# Problem requirements
Make an exact copy of each entry, leaving out every picture.

# Stored data
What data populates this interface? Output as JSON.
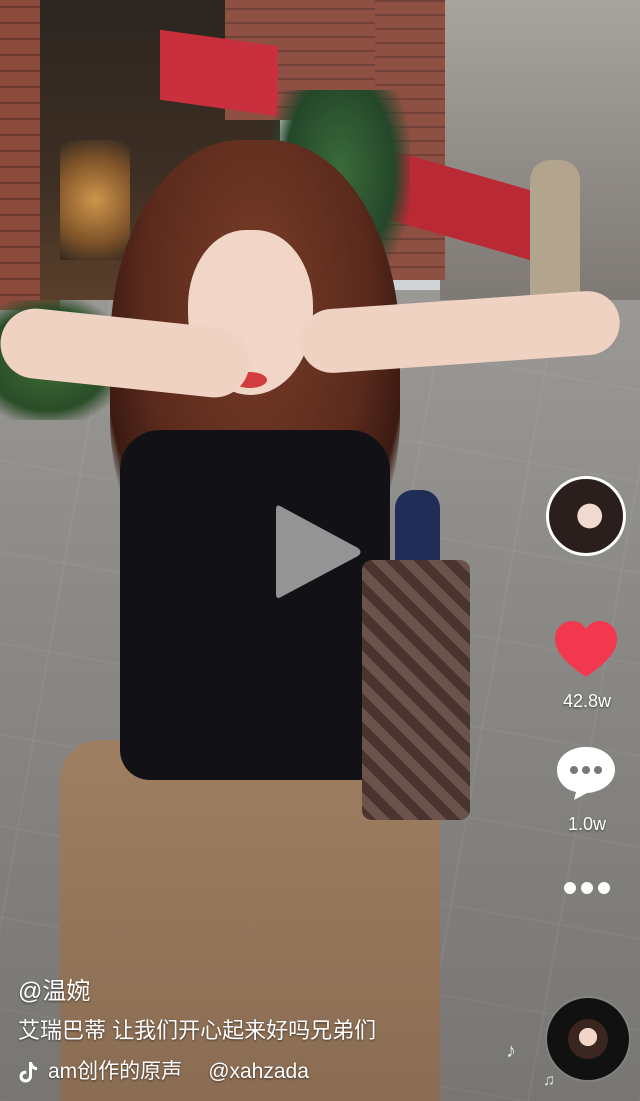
{
  "video": {
    "play_button": "play-icon"
  },
  "side_actions": {
    "avatar": "creator-avatar",
    "like_icon": "heart-icon",
    "like_color": "#f2384f",
    "like_count": "42.8w",
    "comment_icon": "comment-icon",
    "comment_count": "1.0w",
    "more_icon": "more-icon"
  },
  "caption": {
    "username": "@温婉",
    "description": "艾瑞巴蒂 让我们开心起来好吗兄弟们",
    "music_icon": "tiktok-icon",
    "music_title": "am创作的原声",
    "music_author": "@xahzada"
  },
  "music_disc": {
    "icon": "music-disc-icon",
    "note_icon": "music-note-icon"
  }
}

# Full response
What data populates this interface? Output as JSON.
{
  "video": {
    "play_button": "play-icon"
  },
  "side_actions": {
    "avatar": "creator-avatar",
    "like_icon": "heart-icon",
    "like_color": "#f2384f",
    "like_count": "42.8w",
    "comment_icon": "comment-icon",
    "comment_count": "1.0w",
    "more_icon": "more-icon"
  },
  "caption": {
    "username": "@温婉",
    "description": "艾瑞巴蒂 让我们开心起来好吗兄弟们",
    "music_icon": "tiktok-icon",
    "music_title": "am创作的原声",
    "music_author": "@xahzada"
  },
  "music_disc": {
    "icon": "music-disc-icon",
    "note_icon": "music-note-icon"
  }
}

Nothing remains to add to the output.